Short problem> Return the entries below in their exact form, leaving the pictures out.

Data entries>
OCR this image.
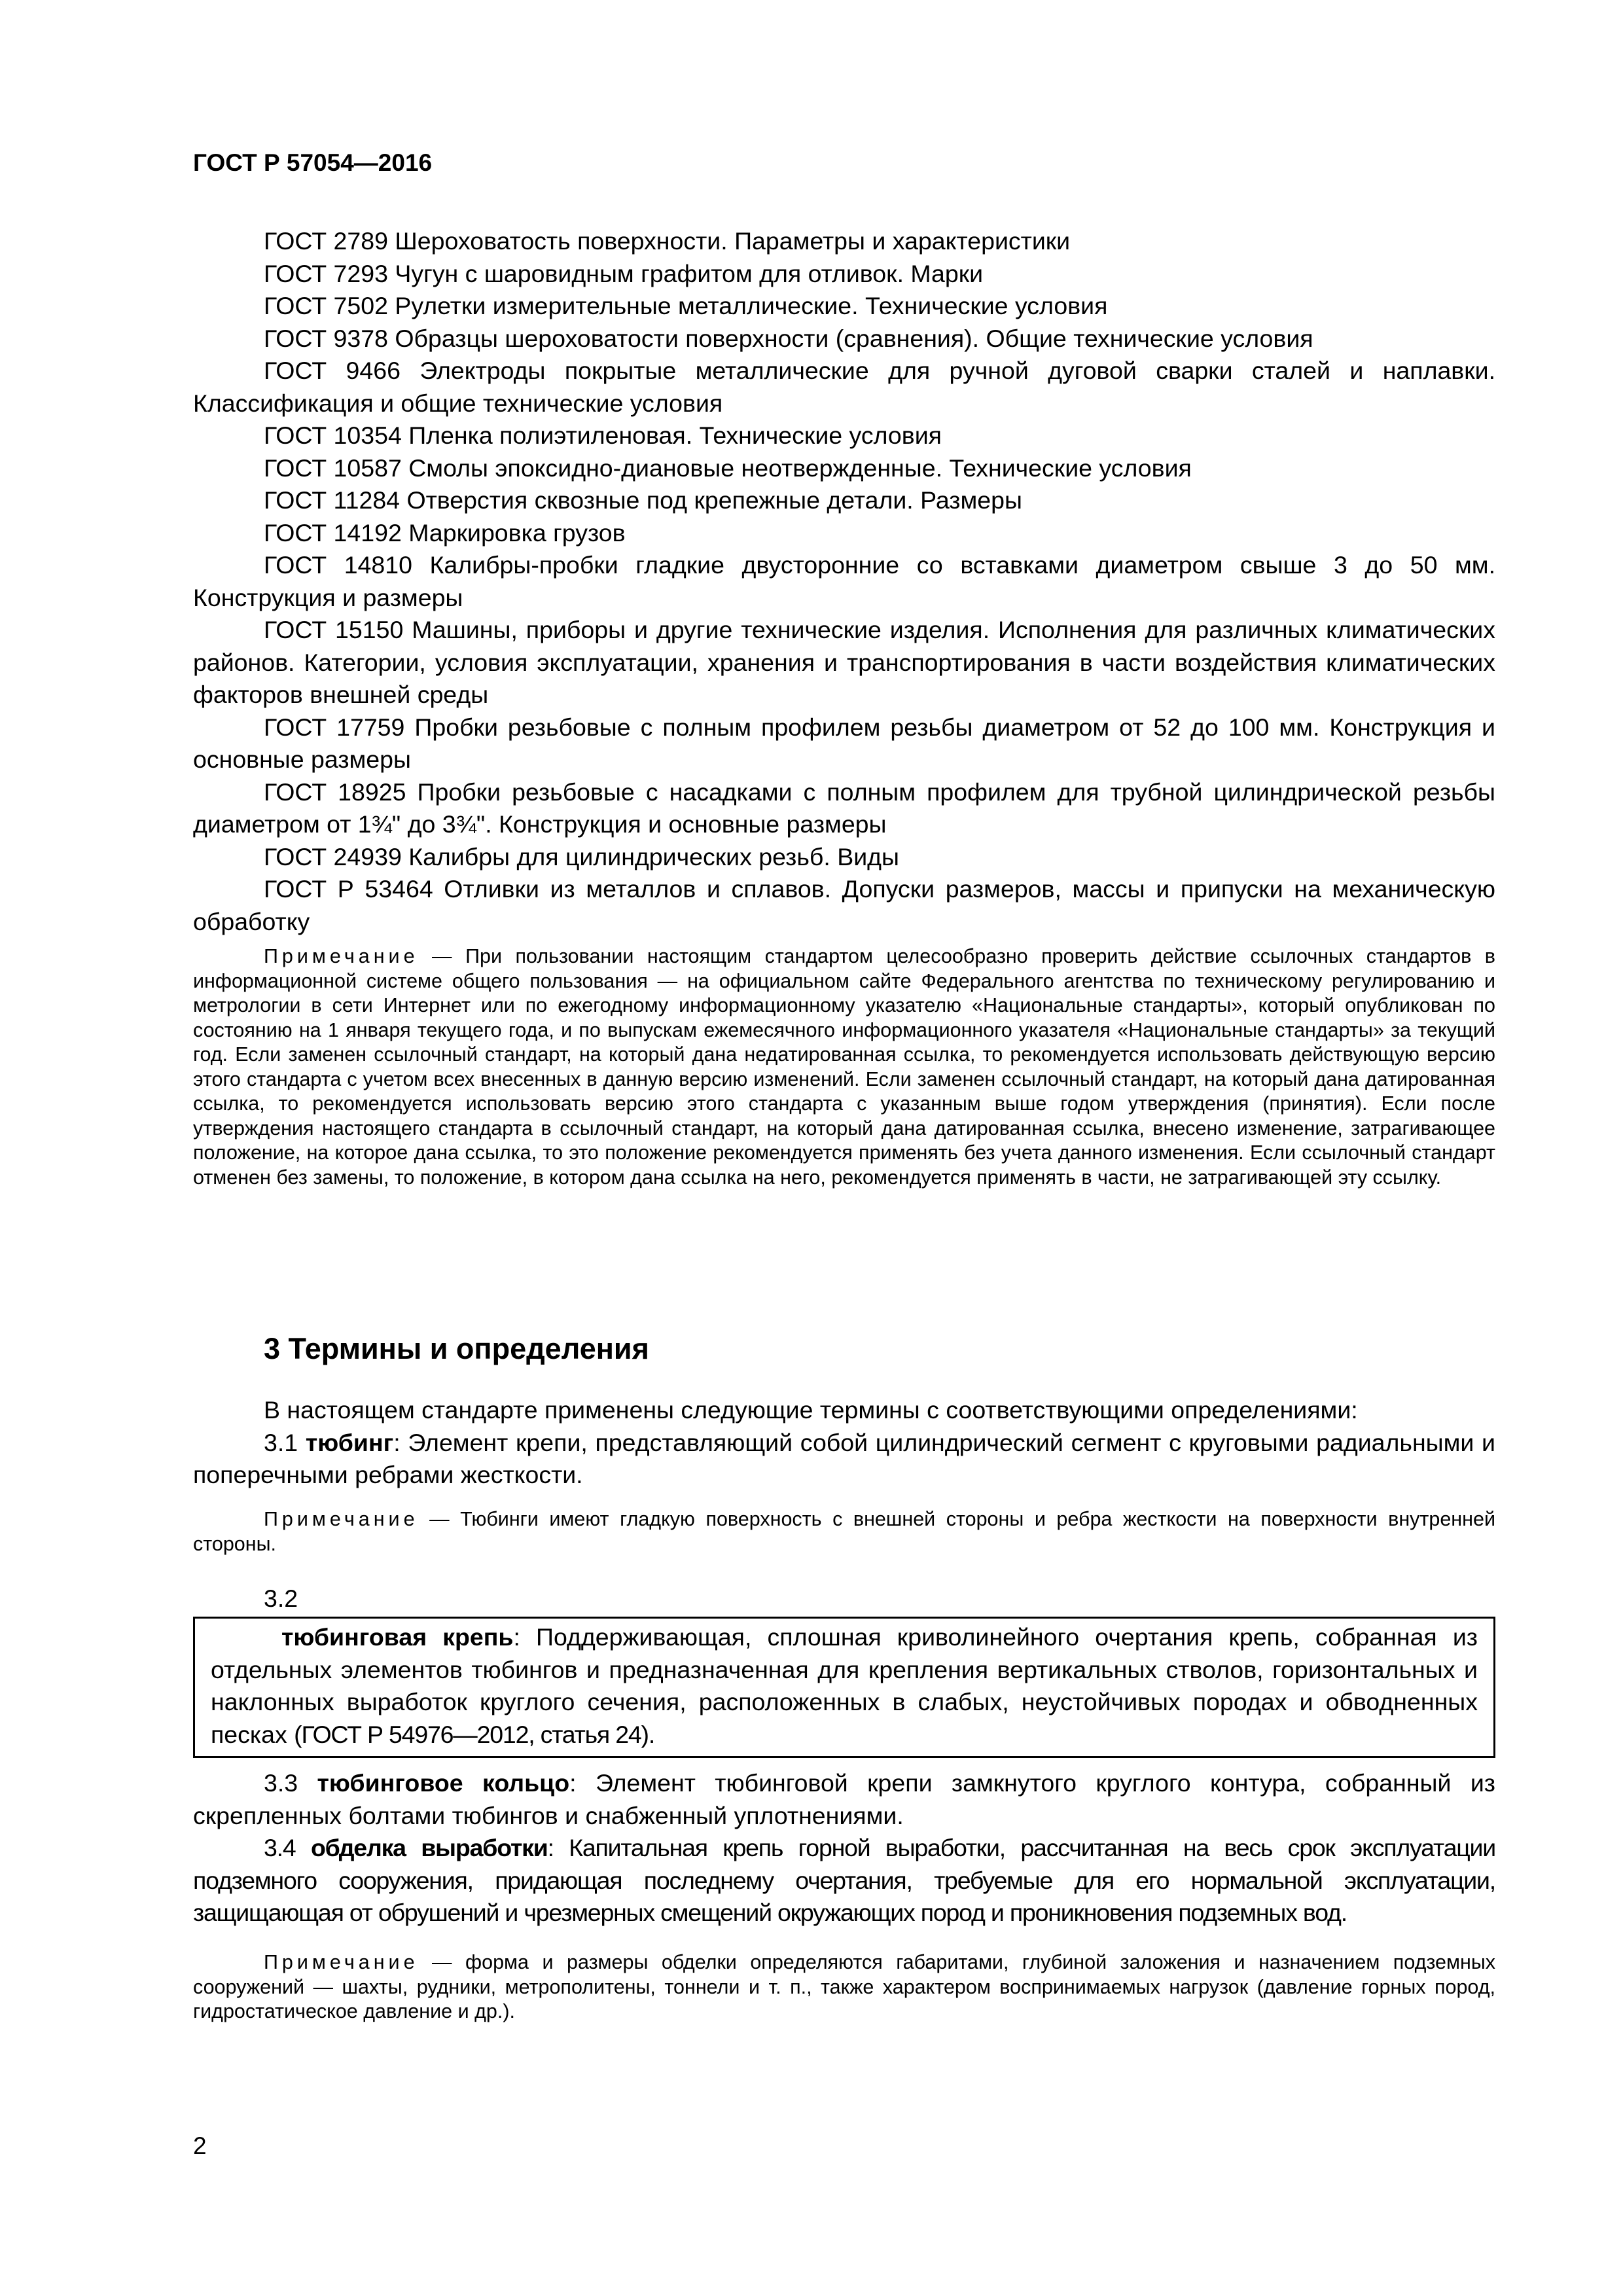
ГОСТ Р 57054—2016

ГОСТ 2789 Шероховатость поверхности. Параметры и характеристики

ГОСТ 7293 Чугун с шаровидным графитом для отливок. Марки

ГОСТ 7502 Рулетки измерительные металлические. Технические условия

ГОСТ 9378 Образцы шероховатости поверхности (сравнения). Общие технические условия

ГОСТ 9466 Электроды покрытые металлические для ручной дуговой сварки сталей и наплавки. Классификация и общие технические условия

ГОСТ 10354 Пленка полиэтиленовая. Технические условия

ГОСТ 10587 Смолы эпоксидно-диановые неотвержденные. Технические условия

ГОСТ 11284 Отверстия сквозные под крепежные детали. Размеры

ГОСТ 14192 Маркировка грузов

ГОСТ 14810 Калибры-пробки гладкие двусторонние со вставками диаметром свыше 3 до 50 мм. Конструкция и размеры

ГОСТ 15150 Машины, приборы и другие технические изделия. Исполнения для различных климатических районов. Категории, условия эксплуатации, хранения и транспортирования в части воздействия климатических факторов внешней среды

ГОСТ 17759 Пробки резьбовые с полным профилем резьбы диаметром от 52 до 100 мм. Конструкция и основные размеры

ГОСТ 18925 Пробки резьбовые с насадками с полным профилем для трубной цилиндрической резьбы диаметром от 1¾" до 3¾". Конструкция и основные размеры

ГОСТ 24939 Калибры для цилиндрических резьб. Виды

ГОСТ Р 53464 Отливки из металлов и сплавов. Допуски размеров, массы и припуски на механическую обработку

Примечание — При пользовании настоящим стандартом целесообразно проверить действие ссылочных стандартов в информационной системе общего пользования — на официальном сайте Федерального агентства по техническому регулированию и метрологии в сети Интернет или по ежегодному информационному указателю «Национальные стандарты», который опубликован по состоянию на 1 января текущего года, и по выпускам ежемесячного информационного указателя «Национальные стандарты» за текущий год. Если заменен ссылочный стандарт, на который дана недатированная ссылка, то рекомендуется использовать действующую версию этого стандарта с учетом всех внесенных в данную версию изменений. Если заменен ссылочный стандарт, на который дана датированная ссылка, то рекомендуется использовать версию этого стандарта с указанным выше годом утверждения (принятия). Если после утверждения настоящего стандарта в ссылочный стандарт, на который дана датированная ссылка, внесено изменение, затрагивающее положение, на которое дана ссылка, то это положение рекомендуется применять без учета данного изменения. Если ссылочный стандарт отменен без замены, то положение, в котором дана ссылка на него, рекомендуется применять в части, не затрагивающей эту ссылку.

3 Термины и определения

В настоящем стандарте применены следующие термины с соответствующими определениями:

3.1 тюбинг: Элемент крепи, представляющий собой цилиндрический сегмент с круговыми радиальными и поперечными ребрами жесткости.

Примечание — Тюбинги имеют гладкую поверхность с внешней стороны и ребра жесткости на поверхности внутренней стороны.

3.2

тюбинговая крепь: Поддерживающая, сплошная криволинейного очертания крепь, собранная из отдельных элементов тюбингов и предназначенная для крепления вертикальных стволов, горизонтальных и наклонных выработок круглого сечения, расположенных в слабых, неустойчивых породах и обводненных песках (ГОСТ Р 54976—2012, статья 24).

3.3 тюбинговое кольцо: Элемент тюбинговой крепи замкнутого круглого контура, собранный из скрепленных болтами тюбингов и снабженный уплотнениями.

3.4 обделка выработки: Капитальная крепь горной выработки, рассчитанная на весь срок эксплуатации подземного сооружения, придающая последнему очертания, требуемые для его нормальной эксплуатации, защищающая от обрушений и чрезмерных смещений окружающих пород и проникновения подземных вод.

Примечание — форма и размеры обделки определяются габаритами, глубиной заложения и назначением подземных сооружений — шахты, рудники, метрополитены, тоннели и т. п., также характером воспринимаемых нагрузок (давление горных пород, гидростатическое давление и др.).

2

Task output>
OCR this image.
ГОСТ Р 57054—2016

ГОСТ 2789 Шероховатость поверхности. Параметры и характеристики

ГОСТ 7293 Чугун с шаровидным графитом для отливок. Марки

ГОСТ 7502 Рулетки измерительные металлические. Технические условия

ГОСТ 9378 Образцы шероховатости поверхности (сравнения). Общие технические условия

ГОСТ 9466 Электроды покрытые металлические для ручной дуговой сварки сталей и наплавки. Классификация и общие технические условия

ГОСТ 10354 Пленка полиэтиленовая. Технические условия

ГОСТ 10587 Смолы эпоксидно-диановые неотвержденные. Технические условия

ГОСТ 11284 Отверстия сквозные под крепежные детали. Размеры

ГОСТ 14192 Маркировка грузов

ГОСТ 14810 Калибры-пробки гладкие двусторонние со вставками диаметром свыше 3 до 50 мм. Конструкция и размеры

ГОСТ 15150 Машины, приборы и другие технические изделия. Исполнения для различных климатических районов. Категории, условия эксплуатации, хранения и транспортирования в части воздействия климатических факторов внешней среды

ГОСТ 17759 Пробки резьбовые с полным профилем резьбы диаметром от 52 до 100 мм. Конструкция и основные размеры

ГОСТ 18925 Пробки резьбовые с насадками с полным профилем для трубной цилиндрической резьбы диаметром от 1¾" до 3¾". Конструкция и основные размеры

ГОСТ 24939 Калибры для цилиндрических резьб. Виды

ГОСТ Р 53464 Отливки из металлов и сплавов. Допуски размеров, массы и припуски на механическую обработку

Примечание — При пользовании настоящим стандартом целесообразно проверить действие ссылочных стандартов в информационной системе общего пользования — на официальном сайте Федерального агентства по техническому регулированию и метрологии в сети Интернет или по ежегодному информационному указателю «Национальные стандарты», который опубликован по состоянию на 1 января текущего года, и по выпускам ежемесячного информационного указателя «Национальные стандарты» за текущий год. Если заменен ссылочный стандарт, на который дана недатированная ссылка, то рекомендуется использовать действующую версию этого стандарта с учетом всех внесенных в данную версию изменений. Если заменен ссылочный стандарт, на который дана датированная ссылка, то рекомендуется использовать версию этого стандарта с указанным выше годом утверждения (принятия). Если после утверждения настоящего стандарта в ссылочный стандарт, на который дана датированная ссылка, внесено изменение, затрагивающее положение, на которое дана ссылка, то это положение рекомендуется применять без учета данного изменения. Если ссылочный стандарт отменен без замены, то положение, в котором дана ссылка на него, рекомендуется применять в части, не затрагивающей эту ссылку.

3 Термины и определения

В настоящем стандарте применены следующие термины с соответствующими определениями:

3.1 тюбинг: Элемент крепи, представляющий собой цилиндрический сегмент с круговыми радиальными и поперечными ребрами жесткости.

Примечание — Тюбинги имеют гладкую поверхность с внешней стороны и ребра жесткости на поверхности внутренней стороны.

3.2

тюбинговая крепь: Поддерживающая, сплошная криволинейного очертания крепь, собранная из отдельных элементов тюбингов и предназначенная для крепления вертикальных стволов, горизонтальных и наклонных выработок круглого сечения, расположенных в слабых, неустойчивых породах и обводненных песках (ГОСТ Р 54976—2012, статья 24).

3.3 тюбинговое кольцо: Элемент тюбинговой крепи замкнутого круглого контура, собранный из скрепленных болтами тюбингов и снабженный уплотнениями.

3.4 обделка выработки: Капитальная крепь горной выработки, рассчитанная на весь срок эксплуатации подземного сооружения, придающая последнему очертания, требуемые для его нормальной эксплуатации, защищающая от обрушений и чрезмерных смещений окружающих пород и проникновения подземных вод.

Примечание — форма и размеры обделки определяются габаритами, глубиной заложения и назначением подземных сооружений — шахты, рудники, метрополитены, тоннели и т. п., также характером воспринимаемых нагрузок (давление горных пород, гидростатическое давление и др.).

2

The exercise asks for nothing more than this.